● Prompt:
Copy every line of the data in which the word "контура" occurs.

========================================

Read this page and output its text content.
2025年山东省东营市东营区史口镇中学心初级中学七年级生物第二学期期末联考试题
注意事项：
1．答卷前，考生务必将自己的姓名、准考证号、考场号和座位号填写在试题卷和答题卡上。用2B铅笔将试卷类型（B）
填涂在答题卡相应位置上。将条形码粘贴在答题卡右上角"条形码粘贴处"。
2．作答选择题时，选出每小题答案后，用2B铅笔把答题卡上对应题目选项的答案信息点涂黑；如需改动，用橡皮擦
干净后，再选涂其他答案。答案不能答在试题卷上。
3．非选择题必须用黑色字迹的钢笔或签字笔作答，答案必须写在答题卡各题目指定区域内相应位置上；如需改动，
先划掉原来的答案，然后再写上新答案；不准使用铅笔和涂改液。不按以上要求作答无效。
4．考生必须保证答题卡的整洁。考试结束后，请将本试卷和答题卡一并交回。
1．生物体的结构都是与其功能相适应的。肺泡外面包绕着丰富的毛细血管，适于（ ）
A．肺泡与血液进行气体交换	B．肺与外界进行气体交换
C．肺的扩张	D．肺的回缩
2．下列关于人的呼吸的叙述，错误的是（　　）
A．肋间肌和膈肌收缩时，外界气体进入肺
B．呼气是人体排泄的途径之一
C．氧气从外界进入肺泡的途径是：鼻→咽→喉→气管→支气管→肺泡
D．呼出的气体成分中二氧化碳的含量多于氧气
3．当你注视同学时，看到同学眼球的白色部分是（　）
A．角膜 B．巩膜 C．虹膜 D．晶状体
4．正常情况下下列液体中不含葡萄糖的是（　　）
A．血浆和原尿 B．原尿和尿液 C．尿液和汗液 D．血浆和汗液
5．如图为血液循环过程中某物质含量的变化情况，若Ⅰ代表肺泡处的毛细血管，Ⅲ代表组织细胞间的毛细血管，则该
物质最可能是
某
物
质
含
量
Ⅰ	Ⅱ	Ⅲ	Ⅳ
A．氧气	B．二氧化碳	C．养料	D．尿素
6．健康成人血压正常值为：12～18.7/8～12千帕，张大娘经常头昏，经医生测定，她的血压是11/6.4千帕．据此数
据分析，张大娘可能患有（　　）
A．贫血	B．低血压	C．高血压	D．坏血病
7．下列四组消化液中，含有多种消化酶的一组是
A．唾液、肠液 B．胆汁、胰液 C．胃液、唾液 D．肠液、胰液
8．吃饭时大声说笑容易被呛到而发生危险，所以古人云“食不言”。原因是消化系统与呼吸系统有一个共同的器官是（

========================================

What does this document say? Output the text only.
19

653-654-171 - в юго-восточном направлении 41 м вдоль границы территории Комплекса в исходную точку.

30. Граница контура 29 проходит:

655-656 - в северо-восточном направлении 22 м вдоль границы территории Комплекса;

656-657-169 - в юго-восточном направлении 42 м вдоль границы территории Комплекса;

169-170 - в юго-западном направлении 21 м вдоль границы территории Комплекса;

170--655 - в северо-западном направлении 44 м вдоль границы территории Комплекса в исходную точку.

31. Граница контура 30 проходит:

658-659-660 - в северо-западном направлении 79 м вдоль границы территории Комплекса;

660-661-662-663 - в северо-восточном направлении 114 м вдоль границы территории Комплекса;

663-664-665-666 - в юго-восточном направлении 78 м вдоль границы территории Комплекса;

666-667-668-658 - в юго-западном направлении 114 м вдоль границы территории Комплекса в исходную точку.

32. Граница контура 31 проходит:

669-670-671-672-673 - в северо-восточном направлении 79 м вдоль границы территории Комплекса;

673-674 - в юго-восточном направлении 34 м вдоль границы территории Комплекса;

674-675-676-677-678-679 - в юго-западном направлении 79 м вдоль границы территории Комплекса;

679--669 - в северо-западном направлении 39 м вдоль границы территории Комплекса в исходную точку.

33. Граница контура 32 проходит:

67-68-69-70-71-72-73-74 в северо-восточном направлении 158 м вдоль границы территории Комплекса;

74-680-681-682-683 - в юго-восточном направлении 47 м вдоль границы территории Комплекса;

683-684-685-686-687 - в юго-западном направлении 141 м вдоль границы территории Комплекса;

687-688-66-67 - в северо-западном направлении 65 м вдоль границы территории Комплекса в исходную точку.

========================================

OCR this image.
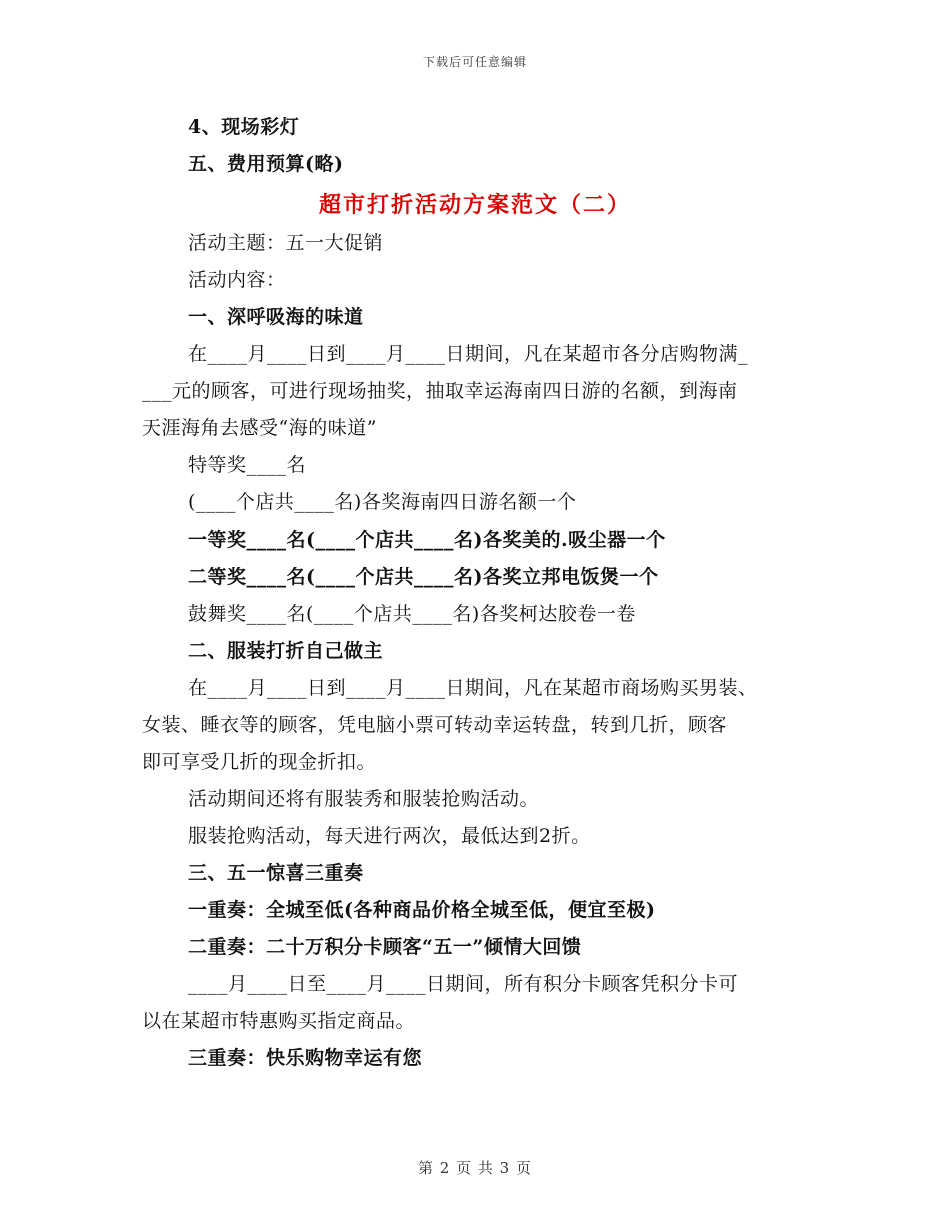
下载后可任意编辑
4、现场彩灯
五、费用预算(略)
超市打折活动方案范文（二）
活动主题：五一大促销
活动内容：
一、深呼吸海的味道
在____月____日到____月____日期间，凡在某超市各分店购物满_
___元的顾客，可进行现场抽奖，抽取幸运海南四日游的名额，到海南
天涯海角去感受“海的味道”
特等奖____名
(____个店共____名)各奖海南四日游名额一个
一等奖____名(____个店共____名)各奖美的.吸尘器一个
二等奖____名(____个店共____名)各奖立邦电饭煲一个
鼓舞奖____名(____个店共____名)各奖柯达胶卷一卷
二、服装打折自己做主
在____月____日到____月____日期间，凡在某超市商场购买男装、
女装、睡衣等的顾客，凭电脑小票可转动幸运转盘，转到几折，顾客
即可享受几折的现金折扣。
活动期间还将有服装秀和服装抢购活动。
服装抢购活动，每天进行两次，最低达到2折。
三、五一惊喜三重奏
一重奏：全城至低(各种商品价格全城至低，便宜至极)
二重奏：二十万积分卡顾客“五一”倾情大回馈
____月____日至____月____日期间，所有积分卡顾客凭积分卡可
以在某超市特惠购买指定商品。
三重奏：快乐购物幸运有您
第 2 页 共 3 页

========================================

● Response:
30. Граница контура 29 проходит:
31. Граница контура 30 проходит:
32. Граница контура 31 проходит:
33. Граница контура 32 проходит:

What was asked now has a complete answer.